→ Material to process:
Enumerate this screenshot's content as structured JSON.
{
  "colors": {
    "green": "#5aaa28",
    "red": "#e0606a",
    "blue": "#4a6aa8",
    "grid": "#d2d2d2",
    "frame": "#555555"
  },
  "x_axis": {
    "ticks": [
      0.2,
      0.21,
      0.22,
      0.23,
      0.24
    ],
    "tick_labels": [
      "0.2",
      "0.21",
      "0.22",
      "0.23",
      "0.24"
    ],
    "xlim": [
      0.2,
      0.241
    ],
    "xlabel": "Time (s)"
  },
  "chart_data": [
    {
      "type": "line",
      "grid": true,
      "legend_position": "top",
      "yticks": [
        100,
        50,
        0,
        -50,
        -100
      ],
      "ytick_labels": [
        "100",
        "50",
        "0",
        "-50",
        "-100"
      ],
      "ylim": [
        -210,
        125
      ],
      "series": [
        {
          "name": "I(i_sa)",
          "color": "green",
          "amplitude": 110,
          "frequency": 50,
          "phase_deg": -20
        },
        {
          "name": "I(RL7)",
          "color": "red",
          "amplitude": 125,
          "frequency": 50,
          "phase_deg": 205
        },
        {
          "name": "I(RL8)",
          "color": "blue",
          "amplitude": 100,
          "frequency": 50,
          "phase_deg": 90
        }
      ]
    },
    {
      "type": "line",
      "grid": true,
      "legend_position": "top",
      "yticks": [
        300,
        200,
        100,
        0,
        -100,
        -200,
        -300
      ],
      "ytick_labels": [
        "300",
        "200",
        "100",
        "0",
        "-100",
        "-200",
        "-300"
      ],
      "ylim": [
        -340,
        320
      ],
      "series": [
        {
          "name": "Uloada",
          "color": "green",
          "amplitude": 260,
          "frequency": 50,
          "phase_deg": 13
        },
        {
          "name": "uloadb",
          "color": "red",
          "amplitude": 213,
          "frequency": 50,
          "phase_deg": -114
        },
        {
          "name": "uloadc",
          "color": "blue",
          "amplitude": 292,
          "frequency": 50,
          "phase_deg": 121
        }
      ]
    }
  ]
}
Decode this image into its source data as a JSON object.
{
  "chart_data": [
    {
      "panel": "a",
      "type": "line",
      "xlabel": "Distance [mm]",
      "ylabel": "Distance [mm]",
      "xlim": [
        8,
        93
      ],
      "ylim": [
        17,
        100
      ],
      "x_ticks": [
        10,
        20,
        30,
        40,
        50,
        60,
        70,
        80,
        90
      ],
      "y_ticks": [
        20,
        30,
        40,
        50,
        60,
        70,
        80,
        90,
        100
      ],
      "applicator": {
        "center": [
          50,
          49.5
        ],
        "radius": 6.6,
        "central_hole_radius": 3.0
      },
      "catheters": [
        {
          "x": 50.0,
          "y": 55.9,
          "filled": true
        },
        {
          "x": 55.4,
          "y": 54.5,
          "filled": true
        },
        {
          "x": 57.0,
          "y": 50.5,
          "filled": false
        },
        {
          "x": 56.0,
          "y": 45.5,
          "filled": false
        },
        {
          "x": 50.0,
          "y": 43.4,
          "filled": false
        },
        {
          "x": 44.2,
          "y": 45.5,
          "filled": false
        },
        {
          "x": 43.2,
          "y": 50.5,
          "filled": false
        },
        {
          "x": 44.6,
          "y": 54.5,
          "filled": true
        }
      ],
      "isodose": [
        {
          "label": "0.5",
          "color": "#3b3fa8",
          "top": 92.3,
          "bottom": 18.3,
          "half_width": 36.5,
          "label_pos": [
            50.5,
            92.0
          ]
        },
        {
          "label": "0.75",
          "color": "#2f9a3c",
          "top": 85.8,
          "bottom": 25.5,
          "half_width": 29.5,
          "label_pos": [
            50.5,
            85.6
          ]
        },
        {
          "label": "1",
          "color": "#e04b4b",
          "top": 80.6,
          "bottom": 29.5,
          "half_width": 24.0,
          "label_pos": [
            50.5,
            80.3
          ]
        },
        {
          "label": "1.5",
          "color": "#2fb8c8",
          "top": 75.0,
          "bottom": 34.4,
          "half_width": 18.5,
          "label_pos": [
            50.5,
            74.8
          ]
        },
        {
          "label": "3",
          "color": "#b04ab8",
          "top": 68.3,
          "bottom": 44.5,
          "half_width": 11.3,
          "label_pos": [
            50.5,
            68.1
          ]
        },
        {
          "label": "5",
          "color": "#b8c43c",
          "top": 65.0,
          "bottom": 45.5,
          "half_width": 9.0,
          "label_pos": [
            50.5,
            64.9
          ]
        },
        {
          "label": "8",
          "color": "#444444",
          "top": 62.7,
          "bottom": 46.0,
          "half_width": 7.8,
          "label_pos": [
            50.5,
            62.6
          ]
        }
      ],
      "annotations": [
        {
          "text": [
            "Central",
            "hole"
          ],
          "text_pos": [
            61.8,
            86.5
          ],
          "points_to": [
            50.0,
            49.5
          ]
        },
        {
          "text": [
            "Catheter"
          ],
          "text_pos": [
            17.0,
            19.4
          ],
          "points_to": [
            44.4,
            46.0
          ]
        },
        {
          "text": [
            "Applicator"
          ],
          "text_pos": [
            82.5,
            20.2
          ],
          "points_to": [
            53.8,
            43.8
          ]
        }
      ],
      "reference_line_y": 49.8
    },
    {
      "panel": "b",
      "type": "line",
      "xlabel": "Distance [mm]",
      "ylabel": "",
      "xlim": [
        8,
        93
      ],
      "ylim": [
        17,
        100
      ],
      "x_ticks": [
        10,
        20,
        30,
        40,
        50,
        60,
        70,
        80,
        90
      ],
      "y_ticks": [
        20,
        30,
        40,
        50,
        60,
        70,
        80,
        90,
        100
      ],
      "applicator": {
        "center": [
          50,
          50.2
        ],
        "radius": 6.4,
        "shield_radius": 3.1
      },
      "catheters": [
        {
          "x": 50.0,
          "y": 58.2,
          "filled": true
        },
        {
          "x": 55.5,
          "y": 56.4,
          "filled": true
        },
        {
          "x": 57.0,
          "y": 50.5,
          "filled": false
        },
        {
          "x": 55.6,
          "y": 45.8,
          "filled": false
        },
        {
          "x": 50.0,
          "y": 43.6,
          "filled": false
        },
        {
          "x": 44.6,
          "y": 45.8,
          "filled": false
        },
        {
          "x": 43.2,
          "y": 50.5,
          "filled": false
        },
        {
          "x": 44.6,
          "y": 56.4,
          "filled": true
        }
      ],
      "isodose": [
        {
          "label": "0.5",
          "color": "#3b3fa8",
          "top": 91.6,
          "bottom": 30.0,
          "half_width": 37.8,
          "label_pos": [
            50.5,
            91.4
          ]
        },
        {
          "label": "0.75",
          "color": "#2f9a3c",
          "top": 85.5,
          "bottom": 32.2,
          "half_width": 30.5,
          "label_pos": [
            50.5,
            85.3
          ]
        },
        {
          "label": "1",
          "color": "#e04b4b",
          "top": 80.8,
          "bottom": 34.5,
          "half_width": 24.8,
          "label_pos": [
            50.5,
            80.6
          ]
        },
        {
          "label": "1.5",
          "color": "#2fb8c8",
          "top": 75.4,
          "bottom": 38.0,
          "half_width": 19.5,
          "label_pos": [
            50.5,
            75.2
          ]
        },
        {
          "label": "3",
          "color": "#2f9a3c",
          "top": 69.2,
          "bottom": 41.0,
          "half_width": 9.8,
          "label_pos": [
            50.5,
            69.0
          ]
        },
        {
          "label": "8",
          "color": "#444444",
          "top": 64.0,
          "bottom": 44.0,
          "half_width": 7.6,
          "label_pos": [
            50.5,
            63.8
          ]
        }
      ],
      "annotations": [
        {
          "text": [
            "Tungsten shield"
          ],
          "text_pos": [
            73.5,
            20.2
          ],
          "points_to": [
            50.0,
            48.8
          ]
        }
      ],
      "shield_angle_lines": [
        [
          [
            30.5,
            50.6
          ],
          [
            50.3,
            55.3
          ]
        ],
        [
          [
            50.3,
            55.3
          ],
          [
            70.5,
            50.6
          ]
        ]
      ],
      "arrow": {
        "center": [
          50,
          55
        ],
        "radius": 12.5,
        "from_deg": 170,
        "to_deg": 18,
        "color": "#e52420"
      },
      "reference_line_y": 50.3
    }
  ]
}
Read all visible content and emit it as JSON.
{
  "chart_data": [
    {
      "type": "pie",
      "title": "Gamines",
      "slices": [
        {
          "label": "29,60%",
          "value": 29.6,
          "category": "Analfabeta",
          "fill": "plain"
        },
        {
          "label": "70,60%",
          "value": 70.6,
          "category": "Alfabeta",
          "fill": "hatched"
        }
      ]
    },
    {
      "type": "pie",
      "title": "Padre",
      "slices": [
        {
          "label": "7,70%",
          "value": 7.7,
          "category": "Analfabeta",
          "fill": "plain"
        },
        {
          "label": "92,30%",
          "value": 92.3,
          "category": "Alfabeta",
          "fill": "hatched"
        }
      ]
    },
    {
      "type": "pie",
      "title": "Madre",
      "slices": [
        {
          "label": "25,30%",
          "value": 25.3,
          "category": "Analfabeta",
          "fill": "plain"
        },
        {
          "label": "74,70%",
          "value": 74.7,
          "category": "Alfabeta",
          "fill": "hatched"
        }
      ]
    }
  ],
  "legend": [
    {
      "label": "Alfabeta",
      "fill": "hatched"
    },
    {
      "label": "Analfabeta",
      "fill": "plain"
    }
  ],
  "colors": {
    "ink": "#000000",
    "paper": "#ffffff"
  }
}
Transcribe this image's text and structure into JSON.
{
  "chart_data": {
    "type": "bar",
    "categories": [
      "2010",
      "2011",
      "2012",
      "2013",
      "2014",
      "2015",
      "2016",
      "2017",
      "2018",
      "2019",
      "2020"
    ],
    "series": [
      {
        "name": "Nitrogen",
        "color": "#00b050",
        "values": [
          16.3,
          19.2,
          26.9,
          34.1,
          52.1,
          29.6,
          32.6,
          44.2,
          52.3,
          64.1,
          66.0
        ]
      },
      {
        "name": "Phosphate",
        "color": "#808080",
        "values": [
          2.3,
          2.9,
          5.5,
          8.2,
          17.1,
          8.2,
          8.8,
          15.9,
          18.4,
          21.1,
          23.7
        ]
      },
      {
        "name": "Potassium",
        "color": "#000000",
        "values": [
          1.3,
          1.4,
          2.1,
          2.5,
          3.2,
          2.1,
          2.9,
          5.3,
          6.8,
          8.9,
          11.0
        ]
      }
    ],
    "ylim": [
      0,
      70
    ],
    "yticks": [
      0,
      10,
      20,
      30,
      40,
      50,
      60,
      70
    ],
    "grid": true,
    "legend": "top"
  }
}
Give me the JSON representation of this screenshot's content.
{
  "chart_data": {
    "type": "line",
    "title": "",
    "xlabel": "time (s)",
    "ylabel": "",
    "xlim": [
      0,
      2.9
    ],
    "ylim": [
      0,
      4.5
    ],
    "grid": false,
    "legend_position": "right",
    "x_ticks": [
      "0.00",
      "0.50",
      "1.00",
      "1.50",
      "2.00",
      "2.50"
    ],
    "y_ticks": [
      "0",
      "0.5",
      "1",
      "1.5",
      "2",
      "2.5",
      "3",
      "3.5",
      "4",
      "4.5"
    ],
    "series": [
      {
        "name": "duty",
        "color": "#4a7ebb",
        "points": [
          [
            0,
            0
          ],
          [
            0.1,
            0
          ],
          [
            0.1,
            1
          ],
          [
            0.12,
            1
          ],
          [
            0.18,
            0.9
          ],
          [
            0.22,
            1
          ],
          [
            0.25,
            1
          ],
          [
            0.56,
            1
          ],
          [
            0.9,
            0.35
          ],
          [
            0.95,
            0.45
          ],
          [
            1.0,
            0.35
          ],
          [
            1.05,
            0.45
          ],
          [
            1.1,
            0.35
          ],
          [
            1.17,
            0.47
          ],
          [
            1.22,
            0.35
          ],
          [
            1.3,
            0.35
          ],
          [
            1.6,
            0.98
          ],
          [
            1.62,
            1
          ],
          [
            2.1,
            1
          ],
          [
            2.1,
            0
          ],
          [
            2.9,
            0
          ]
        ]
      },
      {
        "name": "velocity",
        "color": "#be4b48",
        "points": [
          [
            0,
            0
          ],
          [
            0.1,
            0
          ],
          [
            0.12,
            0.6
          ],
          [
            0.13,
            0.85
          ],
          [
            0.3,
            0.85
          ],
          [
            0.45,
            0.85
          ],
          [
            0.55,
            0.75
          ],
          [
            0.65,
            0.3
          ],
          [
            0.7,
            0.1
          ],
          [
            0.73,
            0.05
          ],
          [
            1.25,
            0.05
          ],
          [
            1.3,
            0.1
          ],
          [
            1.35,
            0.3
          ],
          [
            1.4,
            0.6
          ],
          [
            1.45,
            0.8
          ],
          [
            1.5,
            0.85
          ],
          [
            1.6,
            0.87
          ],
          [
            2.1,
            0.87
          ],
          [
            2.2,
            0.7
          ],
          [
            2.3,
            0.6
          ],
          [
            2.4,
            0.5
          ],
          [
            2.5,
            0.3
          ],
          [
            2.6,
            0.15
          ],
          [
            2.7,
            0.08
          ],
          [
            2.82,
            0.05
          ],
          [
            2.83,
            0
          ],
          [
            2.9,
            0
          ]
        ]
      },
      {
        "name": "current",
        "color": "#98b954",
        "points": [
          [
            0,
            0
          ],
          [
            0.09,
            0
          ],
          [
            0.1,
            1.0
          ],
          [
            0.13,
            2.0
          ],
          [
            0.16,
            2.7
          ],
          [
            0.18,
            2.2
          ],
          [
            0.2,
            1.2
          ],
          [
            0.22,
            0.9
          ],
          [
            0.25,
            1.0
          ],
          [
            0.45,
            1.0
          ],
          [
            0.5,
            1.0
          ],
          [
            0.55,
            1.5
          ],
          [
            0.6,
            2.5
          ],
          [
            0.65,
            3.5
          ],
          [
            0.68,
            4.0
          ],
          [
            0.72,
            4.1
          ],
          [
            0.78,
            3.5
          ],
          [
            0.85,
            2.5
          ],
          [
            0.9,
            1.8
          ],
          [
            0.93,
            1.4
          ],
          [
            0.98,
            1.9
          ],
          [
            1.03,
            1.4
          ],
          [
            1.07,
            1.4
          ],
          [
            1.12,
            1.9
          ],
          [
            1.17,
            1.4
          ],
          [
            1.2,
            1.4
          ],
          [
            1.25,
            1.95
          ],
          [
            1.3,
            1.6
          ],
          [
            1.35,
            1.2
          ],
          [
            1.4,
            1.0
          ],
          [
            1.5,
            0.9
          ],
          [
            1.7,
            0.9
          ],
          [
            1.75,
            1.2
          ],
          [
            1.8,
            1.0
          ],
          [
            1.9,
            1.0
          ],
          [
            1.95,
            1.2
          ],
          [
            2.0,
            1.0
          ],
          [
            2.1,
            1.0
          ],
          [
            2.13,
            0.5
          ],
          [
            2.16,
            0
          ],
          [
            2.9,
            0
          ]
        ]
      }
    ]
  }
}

→ Problem: Respond with nothing but the number of lines in the entries that contain the string "amplitude".

→ Answer: 6